— Begin —
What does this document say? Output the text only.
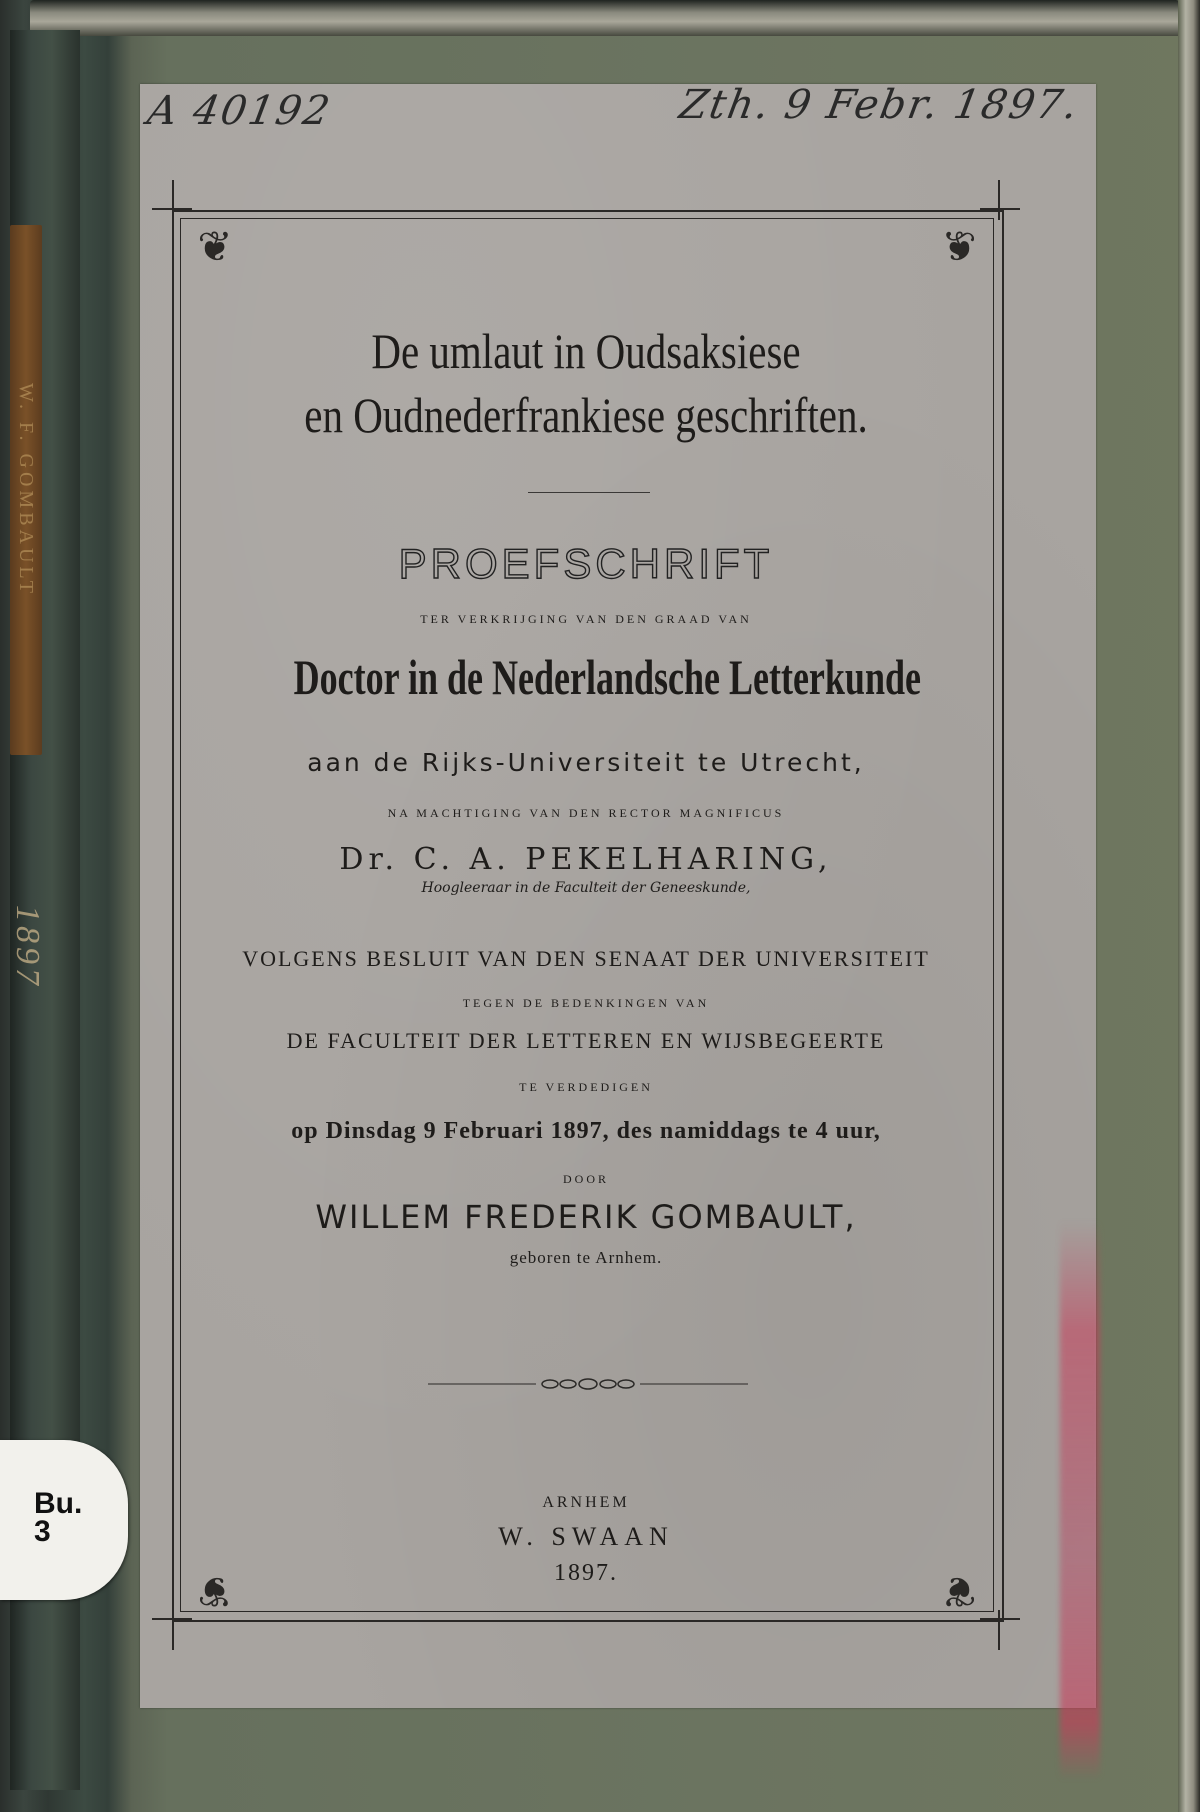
W. F. GOMBAULT
1897
Bu.3
A 40192	Zth. 9 Febr. 1897.
❦	❦
❦	❦
De umlaut in Oudsaksiese
en Oudnederfrankiese geschriften.
PROEFSCHRIFT
TER VERKRIJGING VAN DEN GRAAD VAN
Doctor in de Nederlandsche Letterkunde
aan de Rijks-Universiteit te Utrecht,
NA MACHTIGING VAN DEN RECTOR MAGNIFICUS
Dr. C. A. PEKELHARING,
Hoogleeraar in de Faculteit der Geneeskunde,
VOLGENS BESLUIT VAN DEN SENAAT DER UNIVERSITEIT
TEGEN DE BEDENKINGEN VAN
DE FACULTEIT DER LETTEREN EN WIJSBEGEERTE
TE VERDEDIGEN
op Dinsdag 9 Februari 1897, des namiddags te 4 uur,
DOOR
WILLEM FREDERIK GOMBAULT,
geboren te Arnhem.
ARNHEM
W. SWAAN
1897.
— End —
Reproduce the entries above word for word. Pictures stay out.

What does this document say? Output the text only.
W. F. GOMBAULT
1897
Bu.3
A 40192	Zth. 9 Febr. 1897.
❦	❦
❦	❦
De umlaut in Oudsaksiese
en Oudnederfrankiese geschriften.
PROEFSCHRIFT
TER VERKRIJGING VAN DEN GRAAD VAN
Doctor in de Nederlandsche Letterkunde
aan de Rijks-Universiteit te Utrecht,
NA MACHTIGING VAN DEN RECTOR MAGNIFICUS
Dr. C. A. PEKELHARING,
Hoogleeraar in de Faculteit der Geneeskunde,
VOLGENS BESLUIT VAN DEN SENAAT DER UNIVERSITEIT
TEGEN DE BEDENKINGEN VAN
DE FACULTEIT DER LETTEREN EN WIJSBEGEERTE
TE VERDEDIGEN
op Dinsdag 9 Februari 1897, des namiddags te 4 uur,
DOOR
WILLEM FREDERIK GOMBAULT,
geboren te Arnhem.
ARNHEM
W. SWAAN
1897.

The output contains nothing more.